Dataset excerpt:
☆ ☆ ☆ ☆ ☆
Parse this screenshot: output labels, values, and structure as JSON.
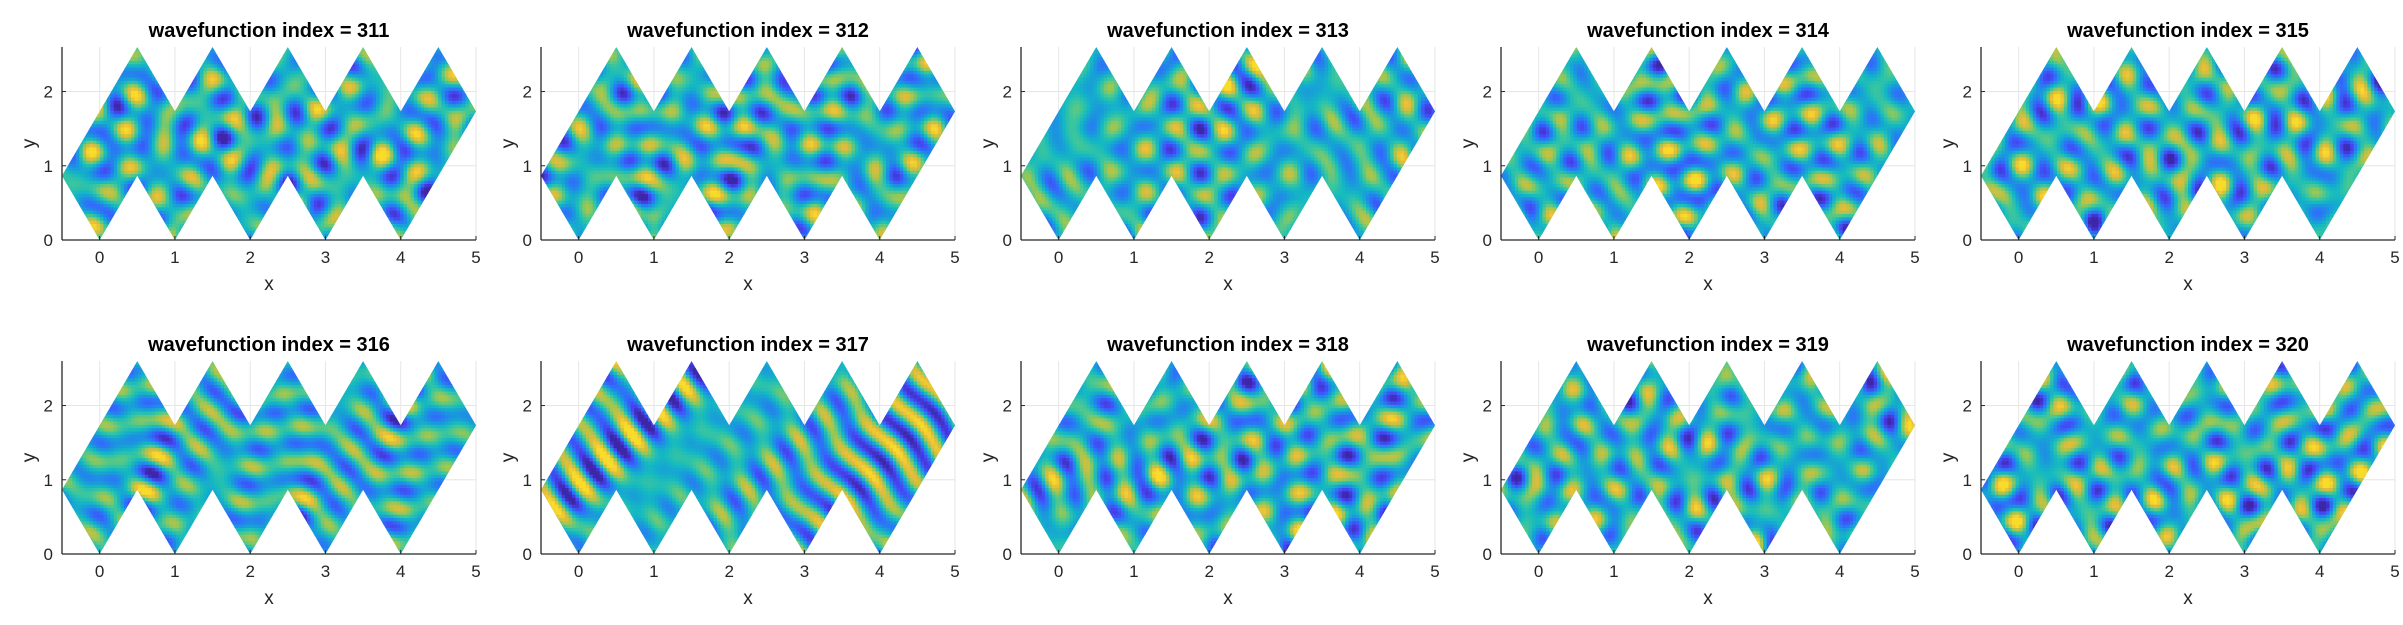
{
  "figure": {
    "background": "#ffffff",
    "axis_color": "#262626",
    "grid_color": "#e6e6e6",
    "colormap": [
      "#3e26a8",
      "#4743f0",
      "#2f6ffb",
      "#1a98dd",
      "#14b9c2",
      "#3fc79a",
      "#9dc751",
      "#e5bb3a",
      "#f9dc2a"
    ]
  },
  "chart_data": [
    {
      "type": "heatmap",
      "title": "wavefunction index = 311",
      "index": 311,
      "xlabel": "x",
      "ylabel": "y",
      "xlim": [
        -0.5,
        5
      ],
      "ylim": [
        0,
        2.6
      ],
      "xticks": [
        0,
        1,
        2,
        3,
        4,
        5
      ],
      "yticks": [
        0,
        1,
        2
      ],
      "grid": true,
      "colormap": "parula",
      "region": "zigzag strip of rhombi between y = 0 and y = 2.6"
    },
    {
      "type": "heatmap",
      "title": "wavefunction index = 312",
      "index": 312,
      "xlabel": "x",
      "ylabel": "y",
      "xlim": [
        -0.5,
        5
      ],
      "ylim": [
        0,
        2.6
      ],
      "xticks": [
        0,
        1,
        2,
        3,
        4,
        5
      ],
      "yticks": [
        0,
        1,
        2
      ],
      "grid": true,
      "colormap": "parula",
      "region": "zigzag strip of rhombi between y = 0 and y = 2.6"
    },
    {
      "type": "heatmap",
      "title": "wavefunction index = 313",
      "index": 313,
      "xlabel": "x",
      "ylabel": "y",
      "xlim": [
        -0.5,
        5
      ],
      "ylim": [
        0,
        2.6
      ],
      "xticks": [
        0,
        1,
        2,
        3,
        4,
        5
      ],
      "yticks": [
        0,
        1,
        2
      ],
      "grid": true,
      "colormap": "parula",
      "region": "zigzag strip of rhombi between y = 0 and y = 2.6"
    },
    {
      "type": "heatmap",
      "title": "wavefunction index = 314",
      "index": 314,
      "xlabel": "x",
      "ylabel": "y",
      "xlim": [
        -0.5,
        5
      ],
      "ylim": [
        0,
        2.6
      ],
      "xticks": [
        0,
        1,
        2,
        3,
        4,
        5
      ],
      "yticks": [
        0,
        1,
        2
      ],
      "grid": true,
      "colormap": "parula",
      "region": "zigzag strip of rhombi between y = 0 and y = 2.6"
    },
    {
      "type": "heatmap",
      "title": "wavefunction index = 315",
      "index": 315,
      "xlabel": "x",
      "ylabel": "y",
      "xlim": [
        -0.5,
        5
      ],
      "ylim": [
        0,
        2.6
      ],
      "xticks": [
        0,
        1,
        2,
        3,
        4,
        5
      ],
      "yticks": [
        0,
        1,
        2
      ],
      "grid": true,
      "colormap": "parula",
      "region": "zigzag strip of rhombi between y = 0 and y = 2.6"
    },
    {
      "type": "heatmap",
      "title": "wavefunction index = 316",
      "index": 316,
      "xlabel": "x",
      "ylabel": "y",
      "xlim": [
        -0.5,
        5
      ],
      "ylim": [
        0,
        2.6
      ],
      "xticks": [
        0,
        1,
        2,
        3,
        4,
        5
      ],
      "yticks": [
        0,
        1,
        2
      ],
      "grid": true,
      "colormap": "parula",
      "region": "zigzag strip of rhombi between y = 0 and y = 2.6"
    },
    {
      "type": "heatmap",
      "title": "wavefunction index = 317",
      "index": 317,
      "xlabel": "x",
      "ylabel": "y",
      "xlim": [
        -0.5,
        5
      ],
      "ylim": [
        0,
        2.6
      ],
      "xticks": [
        0,
        1,
        2,
        3,
        4,
        5
      ],
      "yticks": [
        0,
        1,
        2
      ],
      "grid": true,
      "colormap": "parula",
      "region": "zigzag strip of rhombi between y = 0 and y = 2.6"
    },
    {
      "type": "heatmap",
      "title": "wavefunction index = 318",
      "index": 318,
      "xlabel": "x",
      "ylabel": "y",
      "xlim": [
        -0.5,
        5
      ],
      "ylim": [
        0,
        2.6
      ],
      "xticks": [
        0,
        1,
        2,
        3,
        4,
        5
      ],
      "yticks": [
        0,
        1,
        2
      ],
      "grid": true,
      "colormap": "parula",
      "region": "zigzag strip of rhombi between y = 0 and y = 2.6"
    },
    {
      "type": "heatmap",
      "title": "wavefunction index = 319",
      "index": 319,
      "xlabel": "x",
      "ylabel": "y",
      "xlim": [
        -0.5,
        5
      ],
      "ylim": [
        0,
        2.6
      ],
      "xticks": [
        0,
        1,
        2,
        3,
        4,
        5
      ],
      "yticks": [
        0,
        1,
        2
      ],
      "grid": true,
      "colormap": "parula",
      "region": "zigzag strip of rhombi between y = 0 and y = 2.6"
    },
    {
      "type": "heatmap",
      "title": "wavefunction index = 320",
      "index": 320,
      "xlabel": "x",
      "ylabel": "y",
      "xlim": [
        -0.5,
        5
      ],
      "ylim": [
        0,
        2.6
      ],
      "xticks": [
        0,
        1,
        2,
        3,
        4,
        5
      ],
      "yticks": [
        0,
        1,
        2
      ],
      "grid": true,
      "colormap": "parula",
      "region": "zigzag strip of rhombi between y = 0 and y = 2.6"
    }
  ]
}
☆ ☆ ☆ ☆ ☆
**Aim of the exercise**:
Print all the records again exactly; do not include any picture.

**Output of the exercise**:
Parse this screenshot: output labels, values, and structure as JSON.
{
  "figure": {
    "background": "#ffffff",
    "axis_color": "#262626",
    "grid_color": "#e6e6e6",
    "colormap": [
      "#3e26a8",
      "#4743f0",
      "#2f6ffb",
      "#1a98dd",
      "#14b9c2",
      "#3fc79a",
      "#9dc751",
      "#e5bb3a",
      "#f9dc2a"
    ]
  },
  "chart_data": [
    {
      "type": "heatmap",
      "title": "wavefunction index = 311",
      "index": 311,
      "xlabel": "x",
      "ylabel": "y",
      "xlim": [
        -0.5,
        5
      ],
      "ylim": [
        0,
        2.6
      ],
      "xticks": [
        0,
        1,
        2,
        3,
        4,
        5
      ],
      "yticks": [
        0,
        1,
        2
      ],
      "grid": true,
      "colormap": "parula",
      "region": "zigzag strip of rhombi between y = 0 and y = 2.6"
    },
    {
      "type": "heatmap",
      "title": "wavefunction index = 312",
      "index": 312,
      "xlabel": "x",
      "ylabel": "y",
      "xlim": [
        -0.5,
        5
      ],
      "ylim": [
        0,
        2.6
      ],
      "xticks": [
        0,
        1,
        2,
        3,
        4,
        5
      ],
      "yticks": [
        0,
        1,
        2
      ],
      "grid": true,
      "colormap": "parula",
      "region": "zigzag strip of rhombi between y = 0 and y = 2.6"
    },
    {
      "type": "heatmap",
      "title": "wavefunction index = 313",
      "index": 313,
      "xlabel": "x",
      "ylabel": "y",
      "xlim": [
        -0.5,
        5
      ],
      "ylim": [
        0,
        2.6
      ],
      "xticks": [
        0,
        1,
        2,
        3,
        4,
        5
      ],
      "yticks": [
        0,
        1,
        2
      ],
      "grid": true,
      "colormap": "parula",
      "region": "zigzag strip of rhombi between y = 0 and y = 2.6"
    },
    {
      "type": "heatmap",
      "title": "wavefunction index = 314",
      "index": 314,
      "xlabel": "x",
      "ylabel": "y",
      "xlim": [
        -0.5,
        5
      ],
      "ylim": [
        0,
        2.6
      ],
      "xticks": [
        0,
        1,
        2,
        3,
        4,
        5
      ],
      "yticks": [
        0,
        1,
        2
      ],
      "grid": true,
      "colormap": "parula",
      "region": "zigzag strip of rhombi between y = 0 and y = 2.6"
    },
    {
      "type": "heatmap",
      "title": "wavefunction index = 315",
      "index": 315,
      "xlabel": "x",
      "ylabel": "y",
      "xlim": [
        -0.5,
        5
      ],
      "ylim": [
        0,
        2.6
      ],
      "xticks": [
        0,
        1,
        2,
        3,
        4,
        5
      ],
      "yticks": [
        0,
        1,
        2
      ],
      "grid": true,
      "colormap": "parula",
      "region": "zigzag strip of rhombi between y = 0 and y = 2.6"
    },
    {
      "type": "heatmap",
      "title": "wavefunction index = 316",
      "index": 316,
      "xlabel": "x",
      "ylabel": "y",
      "xlim": [
        -0.5,
        5
      ],
      "ylim": [
        0,
        2.6
      ],
      "xticks": [
        0,
        1,
        2,
        3,
        4,
        5
      ],
      "yticks": [
        0,
        1,
        2
      ],
      "grid": true,
      "colormap": "parula",
      "region": "zigzag strip of rhombi between y = 0 and y = 2.6"
    },
    {
      "type": "heatmap",
      "title": "wavefunction index = 317",
      "index": 317,
      "xlabel": "x",
      "ylabel": "y",
      "xlim": [
        -0.5,
        5
      ],
      "ylim": [
        0,
        2.6
      ],
      "xticks": [
        0,
        1,
        2,
        3,
        4,
        5
      ],
      "yticks": [
        0,
        1,
        2
      ],
      "grid": true,
      "colormap": "parula",
      "region": "zigzag strip of rhombi between y = 0 and y = 2.6"
    },
    {
      "type": "heatmap",
      "title": "wavefunction index = 318",
      "index": 318,
      "xlabel": "x",
      "ylabel": "y",
      "xlim": [
        -0.5,
        5
      ],
      "ylim": [
        0,
        2.6
      ],
      "xticks": [
        0,
        1,
        2,
        3,
        4,
        5
      ],
      "yticks": [
        0,
        1,
        2
      ],
      "grid": true,
      "colormap": "parula",
      "region": "zigzag strip of rhombi between y = 0 and y = 2.6"
    },
    {
      "type": "heatmap",
      "title": "wavefunction index = 319",
      "index": 319,
      "xlabel": "x",
      "ylabel": "y",
      "xlim": [
        -0.5,
        5
      ],
      "ylim": [
        0,
        2.6
      ],
      "xticks": [
        0,
        1,
        2,
        3,
        4,
        5
      ],
      "yticks": [
        0,
        1,
        2
      ],
      "grid": true,
      "colormap": "parula",
      "region": "zigzag strip of rhombi between y = 0 and y = 2.6"
    },
    {
      "type": "heatmap",
      "title": "wavefunction index = 320",
      "index": 320,
      "xlabel": "x",
      "ylabel": "y",
      "xlim": [
        -0.5,
        5
      ],
      "ylim": [
        0,
        2.6
      ],
      "xticks": [
        0,
        1,
        2,
        3,
        4,
        5
      ],
      "yticks": [
        0,
        1,
        2
      ],
      "grid": true,
      "colormap": "parula",
      "region": "zigzag strip of rhombi between y = 0 and y = 2.6"
    }
  ]
}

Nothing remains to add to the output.